Exercise brief
Write out each line from the data below that includes the word "name".
§ §
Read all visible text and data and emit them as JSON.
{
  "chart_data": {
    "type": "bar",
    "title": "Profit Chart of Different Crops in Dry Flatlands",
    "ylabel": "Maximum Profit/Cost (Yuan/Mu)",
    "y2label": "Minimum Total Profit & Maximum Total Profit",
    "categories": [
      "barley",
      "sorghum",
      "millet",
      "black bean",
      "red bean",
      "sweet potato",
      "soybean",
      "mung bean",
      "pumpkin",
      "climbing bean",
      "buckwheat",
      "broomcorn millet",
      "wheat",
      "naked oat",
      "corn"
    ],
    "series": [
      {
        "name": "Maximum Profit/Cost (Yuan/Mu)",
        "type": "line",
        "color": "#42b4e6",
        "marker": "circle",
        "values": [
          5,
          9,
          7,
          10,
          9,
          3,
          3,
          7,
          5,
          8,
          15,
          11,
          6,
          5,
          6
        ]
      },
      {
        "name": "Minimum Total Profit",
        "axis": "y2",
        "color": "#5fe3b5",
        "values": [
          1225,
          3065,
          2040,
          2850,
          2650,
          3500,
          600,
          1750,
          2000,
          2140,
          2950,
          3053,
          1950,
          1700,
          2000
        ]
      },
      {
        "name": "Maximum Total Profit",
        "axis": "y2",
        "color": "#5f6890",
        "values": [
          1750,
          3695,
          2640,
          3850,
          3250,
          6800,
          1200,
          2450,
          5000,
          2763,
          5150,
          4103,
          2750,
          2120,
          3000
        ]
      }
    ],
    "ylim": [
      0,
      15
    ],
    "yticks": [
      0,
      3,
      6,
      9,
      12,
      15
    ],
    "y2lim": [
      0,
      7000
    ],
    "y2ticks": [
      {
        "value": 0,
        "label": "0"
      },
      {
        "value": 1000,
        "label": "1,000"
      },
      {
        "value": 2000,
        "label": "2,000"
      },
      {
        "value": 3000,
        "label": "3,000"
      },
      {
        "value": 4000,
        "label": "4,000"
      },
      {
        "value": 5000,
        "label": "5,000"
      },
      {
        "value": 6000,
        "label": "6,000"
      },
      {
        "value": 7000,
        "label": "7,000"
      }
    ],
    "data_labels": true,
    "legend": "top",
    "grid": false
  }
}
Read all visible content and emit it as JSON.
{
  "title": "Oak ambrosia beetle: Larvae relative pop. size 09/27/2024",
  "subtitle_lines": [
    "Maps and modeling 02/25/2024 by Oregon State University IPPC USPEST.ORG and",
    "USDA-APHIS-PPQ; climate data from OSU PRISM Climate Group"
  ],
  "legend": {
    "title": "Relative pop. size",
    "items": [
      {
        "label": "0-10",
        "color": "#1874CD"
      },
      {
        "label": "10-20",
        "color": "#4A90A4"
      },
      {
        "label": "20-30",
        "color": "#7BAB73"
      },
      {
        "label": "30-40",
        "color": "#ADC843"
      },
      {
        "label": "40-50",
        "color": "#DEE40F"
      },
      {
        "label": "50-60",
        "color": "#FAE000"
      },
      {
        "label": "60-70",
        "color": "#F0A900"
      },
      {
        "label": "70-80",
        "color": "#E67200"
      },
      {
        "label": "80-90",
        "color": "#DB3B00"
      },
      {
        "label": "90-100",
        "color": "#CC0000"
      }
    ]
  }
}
§ §
Solved problem
        "name": "Maximum Profit/Cost (Yuan/Mu)",
        "name": "Minimum Total Profit",
        "name": "Maximum Total Profit",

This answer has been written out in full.